## Activities
[A] In the forum thread, restate the paragraph beginning "A child is legally defined" more briefly, keeping its main facts.
[B] Reproduce the part of the forum thread that starts at the words "puppymaddness · 01/12/2025 08:40" and stops after the words "the UK ratified.".
[C] Proceed with the forum thread, writing on from its final post.

## Text under study
=== Begin Enclosure ===

Thatsalineallright · 01/12/2025 08:37

Who is more ableist? The person who thinks high-functioning autism means that someone can never understand proper behaviour, never apologise, never stop lashing out violently? Or the person who thinks someone with autism can absolutely learn that their behaviour hurts others, that they can apologise, and can gradually learn strategies to stop themselves from lashing out?

Edited

The person who is most ableist is the one who insists that the fact/ reality that this child is autistic is entirely irrelevant to the situation, and refuses to consider it at all as potentially relevant context in their reasoning.

Differentforgirls · 01/12/2025 08:44

puppymaddness · 01/12/2025 08:40

In law he is.

In law he is a child, my dear.

A child is legally defined as anyone under the age of 18. This definition applies to general law, including the Children Act 1989, and aligns with the UN Convention on the Rights of the Child, which the UK ratified.

No need for the patronising reply. Your posts on this thread make it clear you think assaulting women is ok.

puppymaddness · 01/12/2025 08:45

Differentforgirls · 01/12/2025 08:44

No need for the patronising reply. Your posts on this thread make it clear you think assaulting women is ok.

Ok 😂.

Another entirely reasonable, balanced, evidenced and in-touch-with-reality judgement / chain of reasoning from you I see.

Differentforgirls · 01/12/2025 08:47

puppymaddness · 01/12/2025 08:45

Ok 😂.

Another entirely reasonable, balanced, evidenced and in-touch-with-reality judgement / chain of reasoning from you I see.

Edited

Proud of having that mindset clearly.

puppymaddness · 01/12/2025 08:48

Differentforgirls · 01/12/2025 08:47

Proud of having that mindset clearly.

As above

Differentforgirls · 01/12/2025 08:49

puppymaddness · 01/12/2025 08:48

As above

Lastworditis too. No end to your talents...

puppymaddness · 01/12/2025 08:51

Differentforgirls · 01/12/2025 08:49

Lastworditis too. No end to your talents...

Oh hello kettle, it's the pot...

Thatsalineallright · 01/12/2025 08:52

puppymaddness · 01/12/2025 08:43

The person who is most ableist is the one who insists that the fact/ reality that this child is autistic is entirely irrelevant to the situation, and refuses to consider it at all as potentially relevant context in their reasoning.

Edited

OP has been attacked. It is in fact irrelevant whether her attacker had autism or not, she is still entitled to feel shocked and upset.

The sister and mother calling the OP selfish for not wanting to babysit are refusing to consider her feelings at all.

=== End Enclosure ===

## Dataset entries
=== Begin Enclosure ===

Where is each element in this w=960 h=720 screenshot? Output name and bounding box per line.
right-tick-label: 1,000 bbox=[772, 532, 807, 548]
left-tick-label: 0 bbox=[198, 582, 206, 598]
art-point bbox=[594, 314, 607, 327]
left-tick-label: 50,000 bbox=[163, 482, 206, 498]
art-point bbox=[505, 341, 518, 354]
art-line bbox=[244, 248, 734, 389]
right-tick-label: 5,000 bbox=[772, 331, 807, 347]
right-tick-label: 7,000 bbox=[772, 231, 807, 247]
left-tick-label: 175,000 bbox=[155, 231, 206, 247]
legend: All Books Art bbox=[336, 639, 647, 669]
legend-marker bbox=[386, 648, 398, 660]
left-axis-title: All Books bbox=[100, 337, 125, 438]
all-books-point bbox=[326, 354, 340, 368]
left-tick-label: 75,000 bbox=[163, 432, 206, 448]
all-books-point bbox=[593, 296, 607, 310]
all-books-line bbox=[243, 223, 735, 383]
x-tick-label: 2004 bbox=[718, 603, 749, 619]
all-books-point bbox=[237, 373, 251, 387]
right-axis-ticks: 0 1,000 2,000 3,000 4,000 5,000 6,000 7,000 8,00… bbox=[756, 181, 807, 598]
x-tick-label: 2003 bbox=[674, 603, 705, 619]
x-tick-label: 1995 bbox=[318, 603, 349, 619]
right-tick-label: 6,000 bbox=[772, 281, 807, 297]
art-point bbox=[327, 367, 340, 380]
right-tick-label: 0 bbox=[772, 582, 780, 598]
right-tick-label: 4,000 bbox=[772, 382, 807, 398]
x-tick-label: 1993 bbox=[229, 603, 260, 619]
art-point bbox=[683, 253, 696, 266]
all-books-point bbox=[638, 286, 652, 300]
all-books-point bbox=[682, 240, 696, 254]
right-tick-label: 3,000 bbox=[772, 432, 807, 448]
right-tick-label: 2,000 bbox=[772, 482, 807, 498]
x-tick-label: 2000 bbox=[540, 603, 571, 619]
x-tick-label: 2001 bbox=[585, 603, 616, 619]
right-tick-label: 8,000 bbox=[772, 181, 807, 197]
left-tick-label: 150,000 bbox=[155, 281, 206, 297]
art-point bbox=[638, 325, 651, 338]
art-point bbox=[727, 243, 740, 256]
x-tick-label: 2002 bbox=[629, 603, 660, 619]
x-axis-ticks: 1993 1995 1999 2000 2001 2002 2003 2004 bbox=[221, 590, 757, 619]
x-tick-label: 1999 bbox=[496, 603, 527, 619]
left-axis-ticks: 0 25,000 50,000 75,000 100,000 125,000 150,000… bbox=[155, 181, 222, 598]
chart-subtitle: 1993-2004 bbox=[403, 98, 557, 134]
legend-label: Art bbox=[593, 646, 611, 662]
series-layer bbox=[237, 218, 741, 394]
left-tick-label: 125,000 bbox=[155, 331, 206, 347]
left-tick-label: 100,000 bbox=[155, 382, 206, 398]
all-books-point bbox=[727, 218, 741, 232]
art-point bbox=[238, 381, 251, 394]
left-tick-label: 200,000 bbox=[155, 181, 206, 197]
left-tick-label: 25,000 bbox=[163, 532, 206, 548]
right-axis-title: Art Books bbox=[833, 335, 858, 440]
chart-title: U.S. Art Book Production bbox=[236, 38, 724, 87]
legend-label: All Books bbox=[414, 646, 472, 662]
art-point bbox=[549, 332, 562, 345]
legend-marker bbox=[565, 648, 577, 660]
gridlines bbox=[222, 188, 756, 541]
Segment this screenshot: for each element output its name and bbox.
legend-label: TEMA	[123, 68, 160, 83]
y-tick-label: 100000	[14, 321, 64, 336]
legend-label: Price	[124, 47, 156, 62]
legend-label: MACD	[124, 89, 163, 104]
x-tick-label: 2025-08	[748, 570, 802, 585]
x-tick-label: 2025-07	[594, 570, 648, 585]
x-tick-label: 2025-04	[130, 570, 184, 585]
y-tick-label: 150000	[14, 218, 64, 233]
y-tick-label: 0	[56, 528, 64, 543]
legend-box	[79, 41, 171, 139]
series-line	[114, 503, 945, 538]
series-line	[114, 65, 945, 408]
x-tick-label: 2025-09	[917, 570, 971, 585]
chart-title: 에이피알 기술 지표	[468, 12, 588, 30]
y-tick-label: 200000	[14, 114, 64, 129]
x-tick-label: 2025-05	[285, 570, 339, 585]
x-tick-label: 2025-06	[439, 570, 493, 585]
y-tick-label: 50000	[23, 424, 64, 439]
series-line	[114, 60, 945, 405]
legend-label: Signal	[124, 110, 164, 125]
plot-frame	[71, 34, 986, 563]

=== End Enclosure ===

## Answers per task
[A] Legally, a child is anyone under 18. This applies across general law, including the Children Act 1989, and matches the UN Convention on the Rights of the Child, which the UK ratified.

[B]
puppymaddness · 01/12/2025 08:40

In law he is.

In law he is a child, my dear.

A child is legally defined as anyone under the age of 18. This definition applies to general law, including the Children Act 1989, and aligns with the UN Convention on the Rights of the Child, which the UK ratified.

[C]
Yes, when it comes to potential punishments for the nephew, him being autistic is very relevant and should be taken into account.

But acknowledging that the OP has a right to be upset and to keep herself safe? That has nothing to do with autism.

RareJoker · 01/12/2025 08:54

puppymaddness · 01/12/2025 08:40

In law he is.

In law he is a child, my dear.

A child is legally defined as anyone under the age of 18. This definition applies to general law, including the Children Act 1989, and aligns with the UN Convention on the Rights of the Child, which the UK ratified.

My dear, you are rather patronising, aren't you? 🙄
I work in a young offenders institution within the grounds of the prison where rapists and murderers are housed. There is a separate building for boys aged 15-17, but in practice, they’re all on the same grounds. They have all lost their liberty. Adult violence doesn’t magically appear when a man turns 18…

puppymaddness · 01/12/2025 08:54

Thatsalineallright · 01/12/2025 08:52

OP has been attacked. It is in fact irrelevant whether her attacker had autism or not, she is still entitled to feel shocked and upset.

The sister and mother calling the OP selfish for not wanting to babysit are refusing to consider her feelings at all.

Yes, when it comes to potential punishments for the nephew, him being autistic is very relevant and should be taken into account.

But acknowledging that the OP has a right to be upset and to keep herself safe? That has nothing to do with autism.

Edited

It is in fact irrelevant whether her attacker had autism or not

thank you. Excellent demonstration of the ableism.

OP is certainly entitled to her feelings- I don't think anyone would argue otherwise. It's some of her expectations of her mum/ sister, that people are questioning.